◆ EXERCISE INSTRUCTIONS
Return all lines in the material below that contain "this".

◆ SUPPLIED ENTRIES
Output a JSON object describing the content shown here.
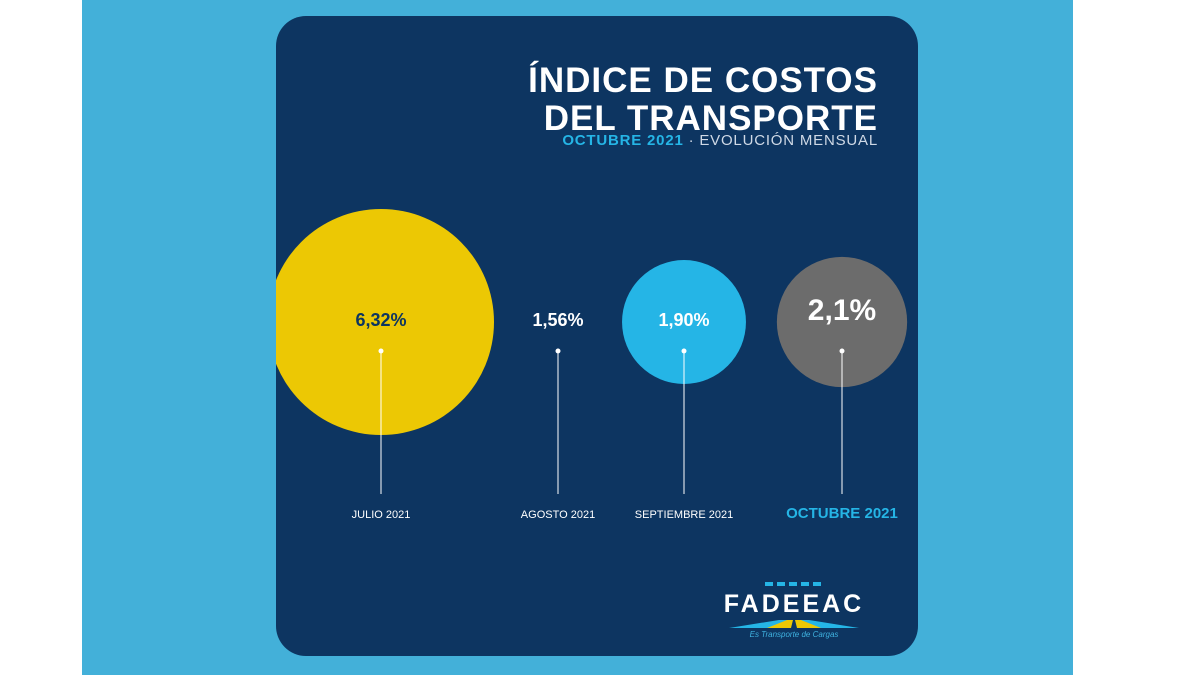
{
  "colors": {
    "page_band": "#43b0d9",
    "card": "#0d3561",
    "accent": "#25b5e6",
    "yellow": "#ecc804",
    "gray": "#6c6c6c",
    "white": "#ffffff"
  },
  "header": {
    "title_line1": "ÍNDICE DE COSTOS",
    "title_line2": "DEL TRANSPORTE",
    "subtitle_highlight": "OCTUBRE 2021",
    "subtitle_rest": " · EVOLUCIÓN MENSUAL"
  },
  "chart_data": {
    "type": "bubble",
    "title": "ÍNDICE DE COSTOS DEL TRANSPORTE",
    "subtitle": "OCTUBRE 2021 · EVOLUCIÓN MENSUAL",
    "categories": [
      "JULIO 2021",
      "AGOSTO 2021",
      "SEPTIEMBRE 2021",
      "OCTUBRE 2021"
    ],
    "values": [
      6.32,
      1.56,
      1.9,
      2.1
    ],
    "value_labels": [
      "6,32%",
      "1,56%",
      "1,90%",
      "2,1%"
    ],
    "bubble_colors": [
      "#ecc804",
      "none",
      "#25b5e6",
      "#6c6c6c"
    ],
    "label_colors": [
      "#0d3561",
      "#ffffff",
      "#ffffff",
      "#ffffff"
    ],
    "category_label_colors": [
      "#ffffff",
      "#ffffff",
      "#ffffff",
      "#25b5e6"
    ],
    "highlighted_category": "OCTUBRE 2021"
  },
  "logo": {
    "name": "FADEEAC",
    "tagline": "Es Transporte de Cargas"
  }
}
* * *
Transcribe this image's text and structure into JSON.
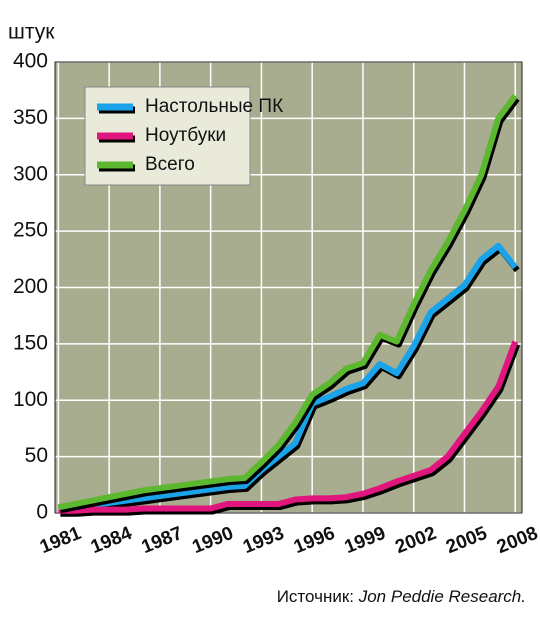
==
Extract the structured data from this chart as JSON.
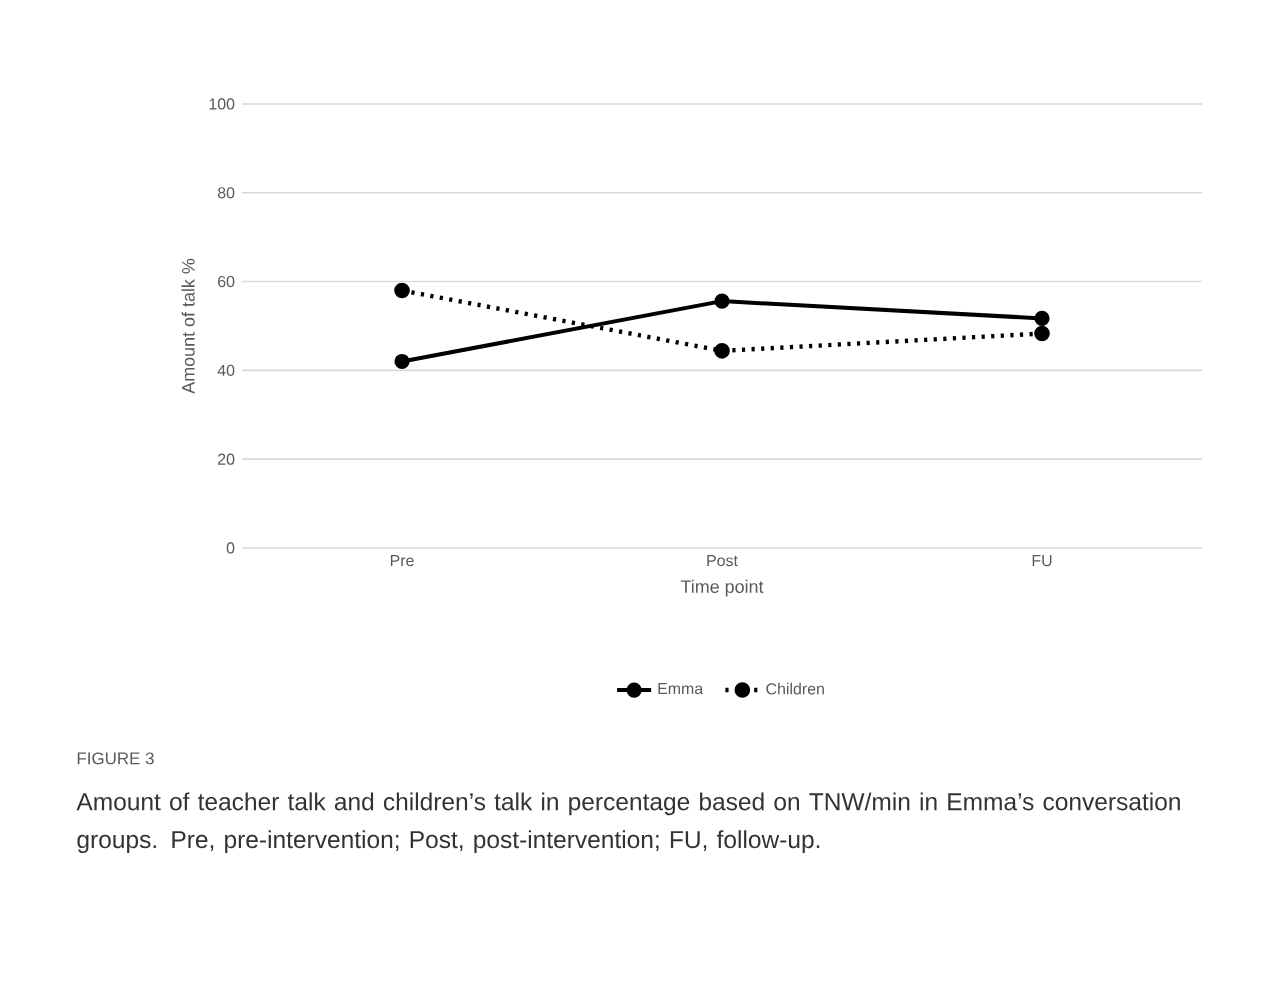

◆ THE OUTPUT
Transcribe this image's text and structure into JSON.
Extract the structured data from this chart as JSON.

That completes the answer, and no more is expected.